Extract every line of the material below and reproduce it faithfully.
──────────────────────────────
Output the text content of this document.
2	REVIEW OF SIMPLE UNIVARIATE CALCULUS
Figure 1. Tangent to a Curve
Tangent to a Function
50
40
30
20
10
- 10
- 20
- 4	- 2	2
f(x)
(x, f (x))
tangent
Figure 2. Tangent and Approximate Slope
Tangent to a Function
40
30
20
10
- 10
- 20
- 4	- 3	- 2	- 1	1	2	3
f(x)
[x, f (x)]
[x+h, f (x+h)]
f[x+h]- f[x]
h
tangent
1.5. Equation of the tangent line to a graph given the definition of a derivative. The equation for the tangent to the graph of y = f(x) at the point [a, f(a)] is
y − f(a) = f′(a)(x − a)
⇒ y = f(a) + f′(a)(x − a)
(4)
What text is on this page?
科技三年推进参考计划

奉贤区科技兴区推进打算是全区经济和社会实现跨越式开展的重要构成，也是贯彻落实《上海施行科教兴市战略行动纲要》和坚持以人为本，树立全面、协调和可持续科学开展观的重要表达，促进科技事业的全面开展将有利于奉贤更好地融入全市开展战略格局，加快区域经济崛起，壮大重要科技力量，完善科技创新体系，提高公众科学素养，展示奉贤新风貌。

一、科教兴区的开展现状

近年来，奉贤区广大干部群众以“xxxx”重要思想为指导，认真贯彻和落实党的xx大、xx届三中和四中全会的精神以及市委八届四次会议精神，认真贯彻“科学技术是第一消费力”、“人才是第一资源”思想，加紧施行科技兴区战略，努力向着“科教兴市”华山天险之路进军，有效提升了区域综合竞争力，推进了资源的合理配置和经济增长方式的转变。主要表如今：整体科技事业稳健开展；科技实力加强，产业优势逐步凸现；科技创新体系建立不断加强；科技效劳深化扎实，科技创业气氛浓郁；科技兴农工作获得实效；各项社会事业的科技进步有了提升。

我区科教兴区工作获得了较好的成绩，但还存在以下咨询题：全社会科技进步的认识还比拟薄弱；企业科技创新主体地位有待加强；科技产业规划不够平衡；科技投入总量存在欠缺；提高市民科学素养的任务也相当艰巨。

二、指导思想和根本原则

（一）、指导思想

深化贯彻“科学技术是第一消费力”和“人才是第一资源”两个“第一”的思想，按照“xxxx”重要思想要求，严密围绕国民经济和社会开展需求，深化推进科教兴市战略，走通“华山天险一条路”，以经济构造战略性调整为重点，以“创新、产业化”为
──────────────────────────────
[ANSWER TO THE EXERCISE]:
Output the text content of this document.
2	REVIEW OF SIMPLE UNIVARIATE CALCULUS
Figure 1. Tangent to a Curve
Tangent to a Function
50
40
30
20
10
- 10
- 20
- 4	- 2	2
f(x)
(x, f (x))
tangent
Figure 2. Tangent and Approximate Slope
Tangent to a Function
40
30
20
10
- 10
- 20
- 4	- 3	- 2	- 1	1	2	3
f(x)
[x, f (x)]
[x+h, f (x+h)]
f[x+h]- f[x]
h
tangent
1.5. Equation of the tangent line to a graph given the definition of a derivative. The equation for the tangent to the graph of y = f(x) at the point [a, f(a)] is
y − f(a) = f′(a)(x − a)
⇒ y = f(a) + f′(a)(x − a)
(4)
What text is on this page?
科技三年推进参考计划

奉贤区科技兴区推进打算是全区经济和社会实现跨越式开展的重要构成，也是贯彻落实《上海施行科教兴市战略行动纲要》和坚持以人为本，树立全面、协调和可持续科学开展观的重要表达，促进科技事业的全面开展将有利于奉贤更好地融入全市开展战略格局，加快区域经济崛起，壮大重要科技力量，完善科技创新体系，提高公众科学素养，展示奉贤新风貌。

一、科教兴区的开展现状

近年来，奉贤区广大干部群众以“xxxx”重要思想为指导，认真贯彻和落实党的xx大、xx届三中和四中全会的精神以及市委八届四次会议精神，认真贯彻“科学技术是第一消费力”、“人才是第一资源”思想，加紧施行科技兴区战略，努力向着“科教兴市”华山天险之路进军，有效提升了区域综合竞争力，推进了资源的合理配置和经济增长方式的转变。主要表如今：整体科技事业稳健开展；科技实力加强，产业优势逐步凸现；科技创新体系建立不断加强；科技效劳深化扎实，科技创业气氛浓郁；科技兴农工作获得实效；各项社会事业的科技进步有了提升。

我区科教兴区工作获得了较好的成绩，但还存在以下咨询题：全社会科技进步的认识还比拟薄弱；企业科技创新主体地位有待加强；科技产业规划不够平衡；科技投入总量存在欠缺；提高市民科学素养的任务也相当艰巨。

二、指导思想和根本原则

（一）、指导思想

深化贯彻“科学技术是第一消费力”和“人才是第一资源”两个“第一”的思想，按照“xxxx”重要思想要求，严密围绕国民经济和社会开展需求，深化推进科教兴市战略，走通“华山天险一条路”，以经济构造战略性调整为重点，以“创新、产业化”为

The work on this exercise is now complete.